GOAL:
Omit the pictures and return every entry exactly as written.

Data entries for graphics
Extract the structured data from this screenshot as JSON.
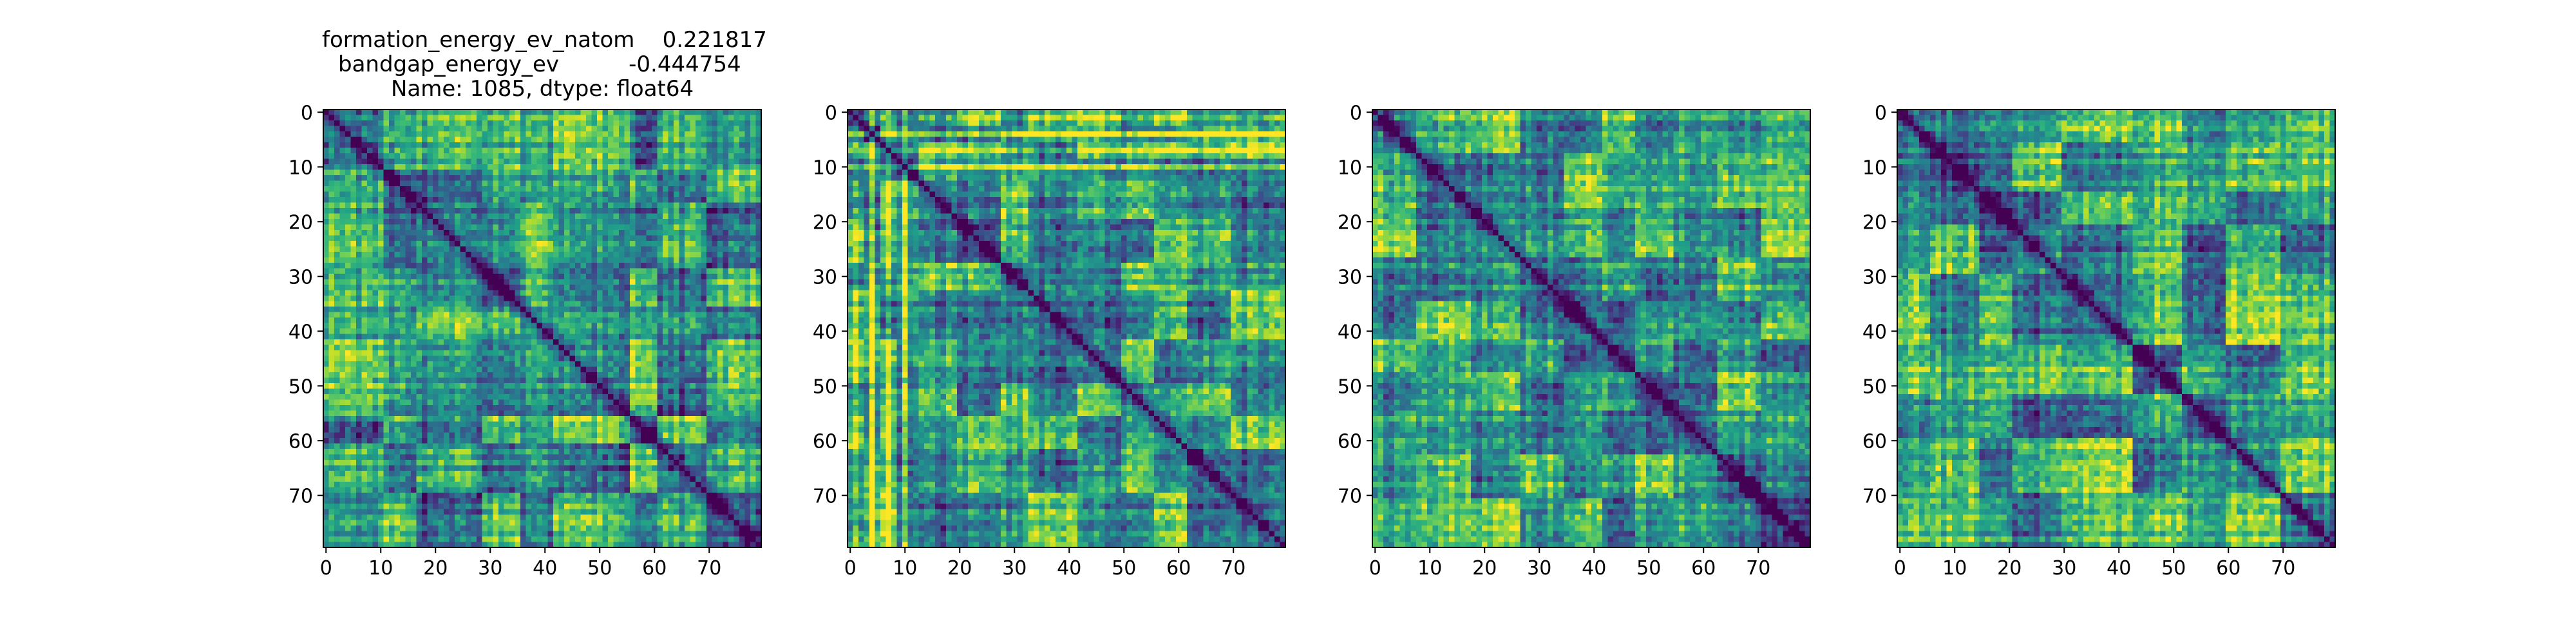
{
  "title_lines": [
    "formation_energy_ev_natom    0.221817",
    "bandgap_energy_ev          -0.444754",
    "Name: 1085, dtype: float64"
  ],
  "colormap": "viridis",
  "colormap_stops": [
    "#440154",
    "#482878",
    "#3e4989",
    "#31688e",
    "#26828e",
    "#1f9e89",
    "#35b779",
    "#6ece58",
    "#b5de2b",
    "#fde725"
  ],
  "chart_data": [
    {
      "type": "heatmap",
      "matrix_size": 80,
      "x_ticks": [
        0,
        10,
        20,
        30,
        40,
        50,
        60,
        70
      ],
      "y_ticks": [
        0,
        10,
        20,
        30,
        40,
        50,
        60,
        70
      ],
      "diagonal_value": 0,
      "block_boundaries": [
        0,
        11,
        17,
        29,
        36,
        42,
        56,
        61,
        70,
        80
      ],
      "bright_bands": [],
      "seed": 1085
    },
    {
      "type": "heatmap",
      "matrix_size": 80,
      "x_ticks": [
        0,
        10,
        20,
        30,
        40,
        50,
        60,
        70
      ],
      "y_ticks": [
        0,
        10,
        20,
        30,
        40,
        50,
        60,
        70
      ],
      "diagonal_value": 0,
      "block_boundaries": [
        0,
        3,
        6,
        9,
        13,
        20,
        28,
        33,
        42,
        50,
        56,
        62,
        70,
        80
      ],
      "bright_bands": [
        1,
        4,
        7,
        10
      ],
      "seed": 2171
    },
    {
      "type": "heatmap",
      "matrix_size": 80,
      "x_ticks": [
        0,
        10,
        20,
        30,
        40,
        50,
        60,
        70
      ],
      "y_ticks": [
        0,
        10,
        20,
        30,
        40,
        50,
        60,
        70
      ],
      "diagonal_value": 0,
      "block_boundaries": [
        0,
        8,
        18,
        27,
        35,
        42,
        48,
        55,
        63,
        71,
        80
      ],
      "bright_bands": [],
      "seed": 3257
    },
    {
      "type": "heatmap",
      "matrix_size": 80,
      "x_ticks": [
        0,
        10,
        20,
        30,
        40,
        50,
        60,
        70
      ],
      "y_ticks": [
        0,
        10,
        20,
        30,
        40,
        50,
        60,
        70
      ],
      "diagonal_value": 0,
      "block_boundaries": [
        0,
        6,
        15,
        21,
        30,
        43,
        52,
        60,
        70,
        80
      ],
      "bright_bands": [],
      "seed": 4343
    }
  ]
}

THE SOLUTION:
Extract the structured data from this screenshot as JSON.
{
  "title_lines": [
    "formation_energy_ev_natom    0.221817",
    "bandgap_energy_ev          -0.444754",
    "Name: 1085, dtype: float64"
  ],
  "colormap": "viridis",
  "colormap_stops": [
    "#440154",
    "#482878",
    "#3e4989",
    "#31688e",
    "#26828e",
    "#1f9e89",
    "#35b779",
    "#6ece58",
    "#b5de2b",
    "#fde725"
  ],
  "chart_data": [
    {
      "type": "heatmap",
      "matrix_size": 80,
      "x_ticks": [
        0,
        10,
        20,
        30,
        40,
        50,
        60,
        70
      ],
      "y_ticks": [
        0,
        10,
        20,
        30,
        40,
        50,
        60,
        70
      ],
      "diagonal_value": 0,
      "block_boundaries": [
        0,
        11,
        17,
        29,
        36,
        42,
        56,
        61,
        70,
        80
      ],
      "bright_bands": [],
      "seed": 1085
    },
    {
      "type": "heatmap",
      "matrix_size": 80,
      "x_ticks": [
        0,
        10,
        20,
        30,
        40,
        50,
        60,
        70
      ],
      "y_ticks": [
        0,
        10,
        20,
        30,
        40,
        50,
        60,
        70
      ],
      "diagonal_value": 0,
      "block_boundaries": [
        0,
        3,
        6,
        9,
        13,
        20,
        28,
        33,
        42,
        50,
        56,
        62,
        70,
        80
      ],
      "bright_bands": [
        1,
        4,
        7,
        10
      ],
      "seed": 2171
    },
    {
      "type": "heatmap",
      "matrix_size": 80,
      "x_ticks": [
        0,
        10,
        20,
        30,
        40,
        50,
        60,
        70
      ],
      "y_ticks": [
        0,
        10,
        20,
        30,
        40,
        50,
        60,
        70
      ],
      "diagonal_value": 0,
      "block_boundaries": [
        0,
        8,
        18,
        27,
        35,
        42,
        48,
        55,
        63,
        71,
        80
      ],
      "bright_bands": [],
      "seed": 3257
    },
    {
      "type": "heatmap",
      "matrix_size": 80,
      "x_ticks": [
        0,
        10,
        20,
        30,
        40,
        50,
        60,
        70
      ],
      "y_ticks": [
        0,
        10,
        20,
        30,
        40,
        50,
        60,
        70
      ],
      "diagonal_value": 0,
      "block_boundaries": [
        0,
        6,
        15,
        21,
        30,
        43,
        52,
        60,
        70,
        80
      ],
      "bright_bands": [],
      "seed": 4343
    }
  ]
}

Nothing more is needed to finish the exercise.